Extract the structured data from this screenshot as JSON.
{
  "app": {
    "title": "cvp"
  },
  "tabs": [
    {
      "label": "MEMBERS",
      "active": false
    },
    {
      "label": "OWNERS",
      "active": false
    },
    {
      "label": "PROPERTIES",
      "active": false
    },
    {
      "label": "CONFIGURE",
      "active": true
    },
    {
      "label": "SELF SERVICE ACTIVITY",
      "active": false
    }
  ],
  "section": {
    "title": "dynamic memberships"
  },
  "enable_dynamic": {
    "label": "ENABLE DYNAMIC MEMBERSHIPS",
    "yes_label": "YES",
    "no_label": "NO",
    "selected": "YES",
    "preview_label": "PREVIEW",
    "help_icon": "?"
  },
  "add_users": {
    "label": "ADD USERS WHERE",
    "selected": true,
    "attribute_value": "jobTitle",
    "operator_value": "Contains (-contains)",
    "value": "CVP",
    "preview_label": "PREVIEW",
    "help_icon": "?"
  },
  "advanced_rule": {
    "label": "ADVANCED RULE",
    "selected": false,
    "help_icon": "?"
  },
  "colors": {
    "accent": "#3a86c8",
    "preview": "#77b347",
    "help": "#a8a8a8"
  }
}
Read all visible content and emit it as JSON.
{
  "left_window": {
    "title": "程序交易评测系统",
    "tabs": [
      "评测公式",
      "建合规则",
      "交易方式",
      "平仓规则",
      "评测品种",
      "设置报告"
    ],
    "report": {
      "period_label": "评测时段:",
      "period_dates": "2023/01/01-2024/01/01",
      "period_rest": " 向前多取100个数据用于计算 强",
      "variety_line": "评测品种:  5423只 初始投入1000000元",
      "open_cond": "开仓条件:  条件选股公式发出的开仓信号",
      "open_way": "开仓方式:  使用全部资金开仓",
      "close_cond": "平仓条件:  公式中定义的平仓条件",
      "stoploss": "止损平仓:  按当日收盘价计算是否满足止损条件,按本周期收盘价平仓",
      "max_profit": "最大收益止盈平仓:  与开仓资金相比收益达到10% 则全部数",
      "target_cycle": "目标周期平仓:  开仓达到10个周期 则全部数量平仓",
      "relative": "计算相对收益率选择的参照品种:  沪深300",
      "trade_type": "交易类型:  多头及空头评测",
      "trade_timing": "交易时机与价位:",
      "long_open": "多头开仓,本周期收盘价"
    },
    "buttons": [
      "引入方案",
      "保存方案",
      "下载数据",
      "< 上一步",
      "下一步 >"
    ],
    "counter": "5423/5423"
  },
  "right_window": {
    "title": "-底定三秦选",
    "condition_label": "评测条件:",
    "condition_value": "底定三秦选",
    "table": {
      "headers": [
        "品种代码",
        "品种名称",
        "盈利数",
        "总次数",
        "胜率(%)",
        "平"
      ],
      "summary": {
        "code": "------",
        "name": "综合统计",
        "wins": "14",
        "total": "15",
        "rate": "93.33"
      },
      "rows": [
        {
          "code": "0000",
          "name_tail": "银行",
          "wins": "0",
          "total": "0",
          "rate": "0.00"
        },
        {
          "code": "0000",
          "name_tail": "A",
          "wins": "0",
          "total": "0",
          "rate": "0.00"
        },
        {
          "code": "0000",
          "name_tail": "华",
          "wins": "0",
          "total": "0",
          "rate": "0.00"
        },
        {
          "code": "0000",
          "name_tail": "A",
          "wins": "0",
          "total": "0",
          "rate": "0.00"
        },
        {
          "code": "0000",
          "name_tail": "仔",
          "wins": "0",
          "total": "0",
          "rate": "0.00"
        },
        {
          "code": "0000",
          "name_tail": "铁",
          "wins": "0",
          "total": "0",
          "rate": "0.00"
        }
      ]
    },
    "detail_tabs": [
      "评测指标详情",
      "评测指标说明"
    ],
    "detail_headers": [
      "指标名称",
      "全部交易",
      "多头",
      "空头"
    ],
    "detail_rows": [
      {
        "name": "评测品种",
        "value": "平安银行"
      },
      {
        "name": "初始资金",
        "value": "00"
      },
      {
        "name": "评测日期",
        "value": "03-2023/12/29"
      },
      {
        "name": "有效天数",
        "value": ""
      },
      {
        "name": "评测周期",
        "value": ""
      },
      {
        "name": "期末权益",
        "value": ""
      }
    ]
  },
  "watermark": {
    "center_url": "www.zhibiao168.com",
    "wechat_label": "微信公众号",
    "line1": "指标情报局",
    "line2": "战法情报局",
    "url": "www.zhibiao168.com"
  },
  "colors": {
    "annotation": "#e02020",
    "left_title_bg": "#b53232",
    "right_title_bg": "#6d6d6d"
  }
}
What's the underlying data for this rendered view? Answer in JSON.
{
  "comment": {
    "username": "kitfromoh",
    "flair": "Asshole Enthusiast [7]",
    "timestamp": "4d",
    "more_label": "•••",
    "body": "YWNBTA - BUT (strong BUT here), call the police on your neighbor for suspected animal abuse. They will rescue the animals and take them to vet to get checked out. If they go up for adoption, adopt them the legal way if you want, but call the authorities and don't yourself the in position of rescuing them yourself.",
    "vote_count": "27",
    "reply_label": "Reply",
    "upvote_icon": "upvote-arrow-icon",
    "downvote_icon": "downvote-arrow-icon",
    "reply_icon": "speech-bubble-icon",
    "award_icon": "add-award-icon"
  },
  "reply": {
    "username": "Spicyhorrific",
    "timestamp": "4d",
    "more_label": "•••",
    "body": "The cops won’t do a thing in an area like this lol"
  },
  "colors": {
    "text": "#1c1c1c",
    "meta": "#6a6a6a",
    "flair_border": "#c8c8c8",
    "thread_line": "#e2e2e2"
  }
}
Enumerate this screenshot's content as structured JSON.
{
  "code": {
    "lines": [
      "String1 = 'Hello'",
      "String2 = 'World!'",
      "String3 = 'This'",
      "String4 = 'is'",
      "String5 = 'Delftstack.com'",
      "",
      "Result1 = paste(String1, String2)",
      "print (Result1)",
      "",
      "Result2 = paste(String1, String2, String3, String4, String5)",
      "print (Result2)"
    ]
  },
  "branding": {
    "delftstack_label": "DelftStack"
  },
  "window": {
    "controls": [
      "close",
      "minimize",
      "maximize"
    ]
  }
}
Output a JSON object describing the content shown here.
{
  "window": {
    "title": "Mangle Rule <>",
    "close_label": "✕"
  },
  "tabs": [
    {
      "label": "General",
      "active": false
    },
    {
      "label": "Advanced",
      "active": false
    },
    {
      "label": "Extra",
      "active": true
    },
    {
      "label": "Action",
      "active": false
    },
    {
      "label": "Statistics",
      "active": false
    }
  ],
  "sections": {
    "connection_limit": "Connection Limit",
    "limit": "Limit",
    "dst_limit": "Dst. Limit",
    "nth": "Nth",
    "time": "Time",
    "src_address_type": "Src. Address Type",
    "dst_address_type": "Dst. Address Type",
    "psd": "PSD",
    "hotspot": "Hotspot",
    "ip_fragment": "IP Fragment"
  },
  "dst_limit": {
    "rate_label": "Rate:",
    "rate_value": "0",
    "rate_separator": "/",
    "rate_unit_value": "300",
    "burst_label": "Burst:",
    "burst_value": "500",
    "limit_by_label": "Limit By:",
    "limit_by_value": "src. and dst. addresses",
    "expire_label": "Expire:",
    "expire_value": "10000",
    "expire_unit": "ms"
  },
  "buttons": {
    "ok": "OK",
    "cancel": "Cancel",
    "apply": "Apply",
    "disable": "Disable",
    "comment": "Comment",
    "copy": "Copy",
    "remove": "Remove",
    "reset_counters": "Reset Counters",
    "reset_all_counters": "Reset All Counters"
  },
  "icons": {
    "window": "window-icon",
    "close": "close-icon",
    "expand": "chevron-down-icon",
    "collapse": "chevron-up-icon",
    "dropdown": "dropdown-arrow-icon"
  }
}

········

Nothing in the listing may be changed; retype it all exactly.

EXERCISE ANSWER:
Extract the structured data from this screenshot as JSON.
{
  "app": {
    "title": "cvp"
  },
  "tabs": [
    {
      "label": "MEMBERS",
      "active": false
    },
    {
      "label": "OWNERS",
      "active": false
    },
    {
      "label": "PROPERTIES",
      "active": false
    },
    {
      "label": "CONFIGURE",
      "active": true
    },
    {
      "label": "SELF SERVICE ACTIVITY",
      "active": false
    }
  ],
  "section": {
    "title": "dynamic memberships"
  },
  "enable_dynamic": {
    "label": "ENABLE DYNAMIC MEMBERSHIPS",
    "yes_label": "YES",
    "no_label": "NO",
    "selected": "YES",
    "preview_label": "PREVIEW",
    "help_icon": "?"
  },
  "add_users": {
    "label": "ADD USERS WHERE",
    "selected": true,
    "attribute_value": "jobTitle",
    "operator_value": "Contains (-contains)",
    "value": "CVP",
    "preview_label": "PREVIEW",
    "help_icon": "?"
  },
  "advanced_rule": {
    "label": "ADVANCED RULE",
    "selected": false,
    "help_icon": "?"
  },
  "colors": {
    "accent": "#3a86c8",
    "preview": "#77b347",
    "help": "#a8a8a8"
  }
}
Read all visible content and emit it as JSON.
{
  "left_window": {
    "title": "程序交易评测系统",
    "tabs": [
      "评测公式",
      "建合规则",
      "交易方式",
      "平仓规则",
      "评测品种",
      "设置报告"
    ],
    "report": {
      "period_label": "评测时段:",
      "period_dates": "2023/01/01-2024/01/01",
      "period_rest": " 向前多取100个数据用于计算 强",
      "variety_line": "评测品种:  5423只 初始投入1000000元",
      "open_cond": "开仓条件:  条件选股公式发出的开仓信号",
      "open_way": "开仓方式:  使用全部资金开仓",
      "close_cond": "平仓条件:  公式中定义的平仓条件",
      "stoploss": "止损平仓:  按当日收盘价计算是否满足止损条件,按本周期收盘价平仓",
      "max_profit": "最大收益止盈平仓:  与开仓资金相比收益达到10% 则全部数",
      "target_cycle": "目标周期平仓:  开仓达到10个周期 则全部数量平仓",
      "relative": "计算相对收益率选择的参照品种:  沪深300",
      "trade_type": "交易类型:  多头及空头评测",
      "trade_timing": "交易时机与价位:",
      "long_open": "多头开仓,本周期收盘价"
    },
    "buttons": [
      "引入方案",
      "保存方案",
      "下载数据",
      "< 上一步",
      "下一步 >"
    ],
    "counter": "5423/5423"
  },
  "right_window": {
    "title": "-底定三秦选",
    "condition_label": "评测条件:",
    "condition_value": "底定三秦选",
    "table": {
      "headers": [
        "品种代码",
        "品种名称",
        "盈利数",
        "总次数",
        "胜率(%)",
        "平"
      ],
      "summary": {
        "code": "------",
        "name": "综合统计",
        "wins": "14",
        "total": "15",
        "rate": "93.33"
      },
      "rows": [
        {
          "code": "0000",
          "name_tail": "银行",
          "wins": "0",
          "total": "0",
          "rate": "0.00"
        },
        {
          "code": "0000",
          "name_tail": "A",
          "wins": "0",
          "total": "0",
          "rate": "0.00"
        },
        {
          "code": "0000",
          "name_tail": "华",
          "wins": "0",
          "total": "0",
          "rate": "0.00"
        },
        {
          "code": "0000",
          "name_tail": "A",
          "wins": "0",
          "total": "0",
          "rate": "0.00"
        },
        {
          "code": "0000",
          "name_tail": "仔",
          "wins": "0",
          "total": "0",
          "rate": "0.00"
        },
        {
          "code": "0000",
          "name_tail": "铁",
          "wins": "0",
          "total": "0",
          "rate": "0.00"
        }
      ]
    },
    "detail_tabs": [
      "评测指标详情",
      "评测指标说明"
    ],
    "detail_headers": [
      "指标名称",
      "全部交易",
      "多头",
      "空头"
    ],
    "detail_rows": [
      {
        "name": "评测品种",
        "value": "平安银行"
      },
      {
        "name": "初始资金",
        "value": "00"
      },
      {
        "name": "评测日期",
        "value": "03-2023/12/29"
      },
      {
        "name": "有效天数",
        "value": ""
      },
      {
        "name": "评测周期",
        "value": ""
      },
      {
        "name": "期末权益",
        "value": ""
      }
    ]
  },
  "watermark": {
    "center_url": "www.zhibiao168.com",
    "wechat_label": "微信公众号",
    "line1": "指标情报局",
    "line2": "战法情报局",
    "url": "www.zhibiao168.com"
  },
  "colors": {
    "annotation": "#e02020",
    "left_title_bg": "#b53232",
    "right_title_bg": "#6d6d6d"
  }
}
What's the underlying data for this rendered view? Answer in JSON.
{
  "comment": {
    "username": "kitfromoh",
    "flair": "Asshole Enthusiast [7]",
    "timestamp": "4d",
    "more_label": "•••",
    "body": "YWNBTA - BUT (strong BUT here), call the police on your neighbor for suspected animal abuse. They will rescue the animals and take them to vet to get checked out. If they go up for adoption, adopt them the legal way if you want, but call the authorities and don't yourself the in position of rescuing them yourself.",
    "vote_count": "27",
    "reply_label": "Reply",
    "upvote_icon": "upvote-arrow-icon",
    "downvote_icon": "downvote-arrow-icon",
    "reply_icon": "speech-bubble-icon",
    "award_icon": "add-award-icon"
  },
  "reply": {
    "username": "Spicyhorrific",
    "timestamp": "4d",
    "more_label": "•••",
    "body": "The cops won’t do a thing in an area like this lol"
  },
  "colors": {
    "text": "#1c1c1c",
    "meta": "#6a6a6a",
    "flair_border": "#c8c8c8",
    "thread_line": "#e2e2e2"
  }
}
Enumerate this screenshot's content as structured JSON.
{
  "code": {
    "lines": [
      "String1 = 'Hello'",
      "String2 = 'World!'",
      "String3 = 'This'",
      "String4 = 'is'",
      "String5 = 'Delftstack.com'",
      "",
      "Result1 = paste(String1, String2)",
      "print (Result1)",
      "",
      "Result2 = paste(String1, String2, String3, String4, String5)",
      "print (Result2)"
    ]
  },
  "branding": {
    "delftstack_label": "DelftStack"
  },
  "window": {
    "controls": [
      "close",
      "minimize",
      "maximize"
    ]
  }
}
Output a JSON object describing the content shown here.
{
  "window": {
    "title": "Mangle Rule <>",
    "close_label": "✕"
  },
  "tabs": [
    {
      "label": "General",
      "active": false
    },
    {
      "label": "Advanced",
      "active": false
    },
    {
      "label": "Extra",
      "active": true
    },
    {
      "label": "Action",
      "active": false
    },
    {
      "label": "Statistics",
      "active": false
    }
  ],
  "sections": {
    "connection_limit": "Connection Limit",
    "limit": "Limit",
    "dst_limit": "Dst. Limit",
    "nth": "Nth",
    "time": "Time",
    "src_address_type": "Src. Address Type",
    "dst_address_type": "Dst. Address Type",
    "psd": "PSD",
    "hotspot": "Hotspot",
    "ip_fragment": "IP Fragment"
  },
  "dst_limit": {
    "rate_label": "Rate:",
    "rate_value": "0",
    "rate_separator": "/",
    "rate_unit_value": "300",
    "burst_label": "Burst:",
    "burst_value": "500",
    "limit_by_label": "Limit By:",
    "limit_by_value": "src. and dst. addresses",
    "expire_label": "Expire:",
    "expire_value": "10000",
    "expire_unit": "ms"
  },
  "buttons": {
    "ok": "OK",
    "cancel": "Cancel",
    "apply": "Apply",
    "disable": "Disable",
    "comment": "Comment",
    "copy": "Copy",
    "remove": "Remove",
    "reset_counters": "Reset Counters",
    "reset_all_counters": "Reset All Counters"
  },
  "icons": {
    "window": "window-icon",
    "close": "close-icon",
    "expand": "chevron-down-icon",
    "collapse": "chevron-up-icon",
    "dropdown": "dropdown-arrow-icon"
  }
}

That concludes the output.